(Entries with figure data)
"""

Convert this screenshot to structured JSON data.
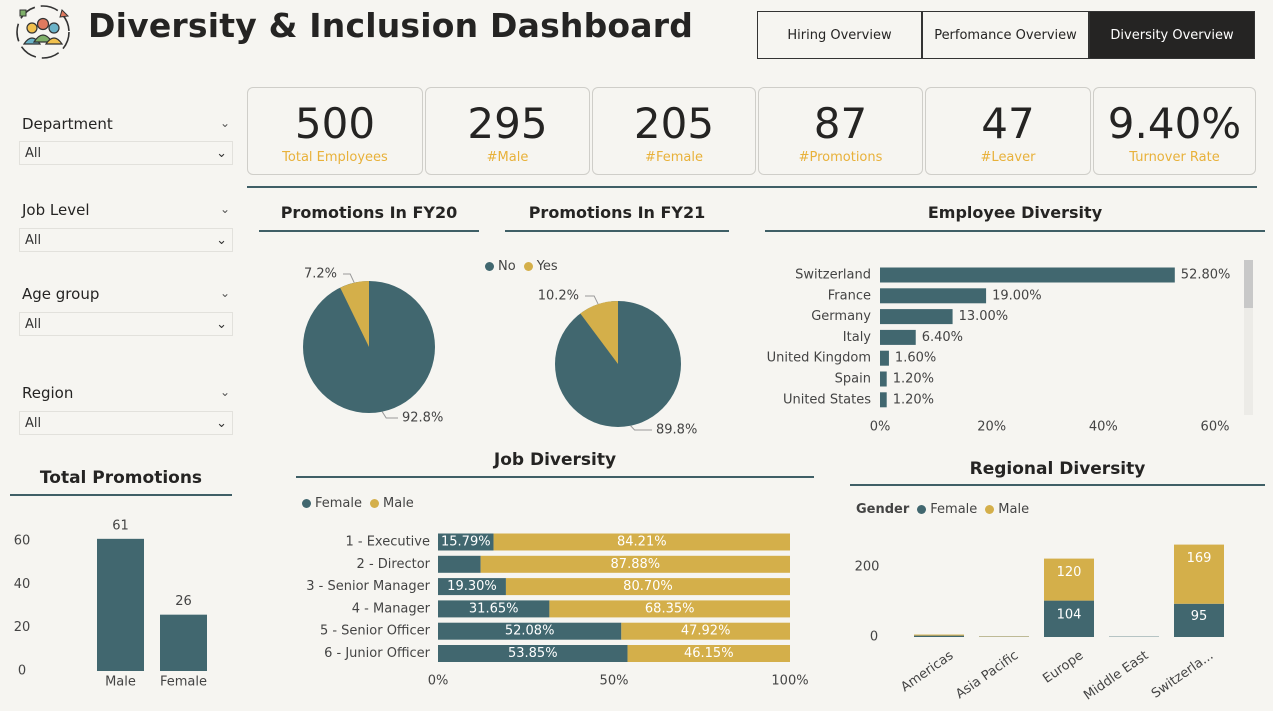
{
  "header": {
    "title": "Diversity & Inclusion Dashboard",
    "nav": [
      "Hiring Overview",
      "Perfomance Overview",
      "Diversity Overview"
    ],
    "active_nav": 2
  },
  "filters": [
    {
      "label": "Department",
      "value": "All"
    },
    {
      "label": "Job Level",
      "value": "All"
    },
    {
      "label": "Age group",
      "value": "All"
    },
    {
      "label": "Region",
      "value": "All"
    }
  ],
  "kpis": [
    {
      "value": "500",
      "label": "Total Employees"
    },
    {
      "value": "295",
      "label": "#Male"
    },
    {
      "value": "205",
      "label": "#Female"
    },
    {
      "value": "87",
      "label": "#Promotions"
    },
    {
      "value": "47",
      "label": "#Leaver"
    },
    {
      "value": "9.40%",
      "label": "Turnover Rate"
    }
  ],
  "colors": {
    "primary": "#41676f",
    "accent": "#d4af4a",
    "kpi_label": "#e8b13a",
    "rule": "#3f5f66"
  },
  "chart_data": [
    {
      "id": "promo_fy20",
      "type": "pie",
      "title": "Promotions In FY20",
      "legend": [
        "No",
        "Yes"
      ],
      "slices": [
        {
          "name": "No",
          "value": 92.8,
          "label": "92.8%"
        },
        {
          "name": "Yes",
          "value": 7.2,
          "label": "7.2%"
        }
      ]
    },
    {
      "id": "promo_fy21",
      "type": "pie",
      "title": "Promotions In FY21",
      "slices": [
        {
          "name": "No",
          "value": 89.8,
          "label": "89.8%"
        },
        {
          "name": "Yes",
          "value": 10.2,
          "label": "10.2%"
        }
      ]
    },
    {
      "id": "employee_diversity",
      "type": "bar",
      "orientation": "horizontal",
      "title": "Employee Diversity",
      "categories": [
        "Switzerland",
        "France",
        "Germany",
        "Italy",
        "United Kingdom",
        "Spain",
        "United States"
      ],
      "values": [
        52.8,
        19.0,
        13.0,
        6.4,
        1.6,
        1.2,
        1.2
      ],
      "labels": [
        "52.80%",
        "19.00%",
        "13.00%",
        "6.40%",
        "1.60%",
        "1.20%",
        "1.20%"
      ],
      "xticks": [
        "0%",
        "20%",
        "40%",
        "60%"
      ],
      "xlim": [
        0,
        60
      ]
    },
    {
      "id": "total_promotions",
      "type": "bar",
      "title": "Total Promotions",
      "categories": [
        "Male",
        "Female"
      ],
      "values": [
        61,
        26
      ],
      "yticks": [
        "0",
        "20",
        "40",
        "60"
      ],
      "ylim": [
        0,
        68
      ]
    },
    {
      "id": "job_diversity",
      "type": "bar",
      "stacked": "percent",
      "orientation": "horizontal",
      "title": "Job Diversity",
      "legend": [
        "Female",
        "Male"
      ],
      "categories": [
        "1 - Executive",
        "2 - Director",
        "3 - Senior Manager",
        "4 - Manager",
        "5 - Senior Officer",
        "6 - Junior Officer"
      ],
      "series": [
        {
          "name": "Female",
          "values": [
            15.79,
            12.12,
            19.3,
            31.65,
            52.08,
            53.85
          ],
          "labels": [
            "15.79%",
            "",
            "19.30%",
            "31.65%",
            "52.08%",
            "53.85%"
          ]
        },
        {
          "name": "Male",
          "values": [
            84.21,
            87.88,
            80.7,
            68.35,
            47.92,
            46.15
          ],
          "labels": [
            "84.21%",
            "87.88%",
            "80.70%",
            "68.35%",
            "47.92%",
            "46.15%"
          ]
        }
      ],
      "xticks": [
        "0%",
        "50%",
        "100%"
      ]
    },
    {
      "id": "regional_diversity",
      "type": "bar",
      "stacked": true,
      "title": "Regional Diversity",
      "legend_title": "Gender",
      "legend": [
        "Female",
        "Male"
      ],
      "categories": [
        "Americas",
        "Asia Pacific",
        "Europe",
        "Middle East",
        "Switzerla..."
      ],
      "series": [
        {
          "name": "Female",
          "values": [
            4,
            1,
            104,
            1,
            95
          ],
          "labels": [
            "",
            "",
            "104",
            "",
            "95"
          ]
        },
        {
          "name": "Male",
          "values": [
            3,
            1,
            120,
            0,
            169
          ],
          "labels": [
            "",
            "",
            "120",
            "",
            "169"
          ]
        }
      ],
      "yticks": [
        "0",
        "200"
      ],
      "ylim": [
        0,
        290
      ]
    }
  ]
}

"""

Task description
The pictures in the entries should be left out; output everything else exactly.

Solution to this problem
Convert this screenshot to structured JSON data.
{
  "header": {
    "title": "Diversity & Inclusion Dashboard",
    "nav": [
      "Hiring Overview",
      "Perfomance Overview",
      "Diversity Overview"
    ],
    "active_nav": 2
  },
  "filters": [
    {
      "label": "Department",
      "value": "All"
    },
    {
      "label": "Job Level",
      "value": "All"
    },
    {
      "label": "Age group",
      "value": "All"
    },
    {
      "label": "Region",
      "value": "All"
    }
  ],
  "kpis": [
    {
      "value": "500",
      "label": "Total Employees"
    },
    {
      "value": "295",
      "label": "#Male"
    },
    {
      "value": "205",
      "label": "#Female"
    },
    {
      "value": "87",
      "label": "#Promotions"
    },
    {
      "value": "47",
      "label": "#Leaver"
    },
    {
      "value": "9.40%",
      "label": "Turnover Rate"
    }
  ],
  "colors": {
    "primary": "#41676f",
    "accent": "#d4af4a",
    "kpi_label": "#e8b13a",
    "rule": "#3f5f66"
  },
  "chart_data": [
    {
      "id": "promo_fy20",
      "type": "pie",
      "title": "Promotions In FY20",
      "legend": [
        "No",
        "Yes"
      ],
      "slices": [
        {
          "name": "No",
          "value": 92.8,
          "label": "92.8%"
        },
        {
          "name": "Yes",
          "value": 7.2,
          "label": "7.2%"
        }
      ]
    },
    {
      "id": "promo_fy21",
      "type": "pie",
      "title": "Promotions In FY21",
      "slices": [
        {
          "name": "No",
          "value": 89.8,
          "label": "89.8%"
        },
        {
          "name": "Yes",
          "value": 10.2,
          "label": "10.2%"
        }
      ]
    },
    {
      "id": "employee_diversity",
      "type": "bar",
      "orientation": "horizontal",
      "title": "Employee Diversity",
      "categories": [
        "Switzerland",
        "France",
        "Germany",
        "Italy",
        "United Kingdom",
        "Spain",
        "United States"
      ],
      "values": [
        52.8,
        19.0,
        13.0,
        6.4,
        1.6,
        1.2,
        1.2
      ],
      "labels": [
        "52.80%",
        "19.00%",
        "13.00%",
        "6.40%",
        "1.60%",
        "1.20%",
        "1.20%"
      ],
      "xticks": [
        "0%",
        "20%",
        "40%",
        "60%"
      ],
      "xlim": [
        0,
        60
      ]
    },
    {
      "id": "total_promotions",
      "type": "bar",
      "title": "Total Promotions",
      "categories": [
        "Male",
        "Female"
      ],
      "values": [
        61,
        26
      ],
      "yticks": [
        "0",
        "20",
        "40",
        "60"
      ],
      "ylim": [
        0,
        68
      ]
    },
    {
      "id": "job_diversity",
      "type": "bar",
      "stacked": "percent",
      "orientation": "horizontal",
      "title": "Job Diversity",
      "legend": [
        "Female",
        "Male"
      ],
      "categories": [
        "1 - Executive",
        "2 - Director",
        "3 - Senior Manager",
        "4 - Manager",
        "5 - Senior Officer",
        "6 - Junior Officer"
      ],
      "series": [
        {
          "name": "Female",
          "values": [
            15.79,
            12.12,
            19.3,
            31.65,
            52.08,
            53.85
          ],
          "labels": [
            "15.79%",
            "",
            "19.30%",
            "31.65%",
            "52.08%",
            "53.85%"
          ]
        },
        {
          "name": "Male",
          "values": [
            84.21,
            87.88,
            80.7,
            68.35,
            47.92,
            46.15
          ],
          "labels": [
            "84.21%",
            "87.88%",
            "80.70%",
            "68.35%",
            "47.92%",
            "46.15%"
          ]
        }
      ],
      "xticks": [
        "0%",
        "50%",
        "100%"
      ]
    },
    {
      "id": "regional_diversity",
      "type": "bar",
      "stacked": true,
      "title": "Regional Diversity",
      "legend_title": "Gender",
      "legend": [
        "Female",
        "Male"
      ],
      "categories": [
        "Americas",
        "Asia Pacific",
        "Europe",
        "Middle East",
        "Switzerla..."
      ],
      "series": [
        {
          "name": "Female",
          "values": [
            4,
            1,
            104,
            1,
            95
          ],
          "labels": [
            "",
            "",
            "104",
            "",
            "95"
          ]
        },
        {
          "name": "Male",
          "values": [
            3,
            1,
            120,
            0,
            169
          ],
          "labels": [
            "",
            "",
            "120",
            "",
            "169"
          ]
        }
      ],
      "yticks": [
        "0",
        "200"
      ],
      "ylim": [
        0,
        290
      ]
    }
  ]
}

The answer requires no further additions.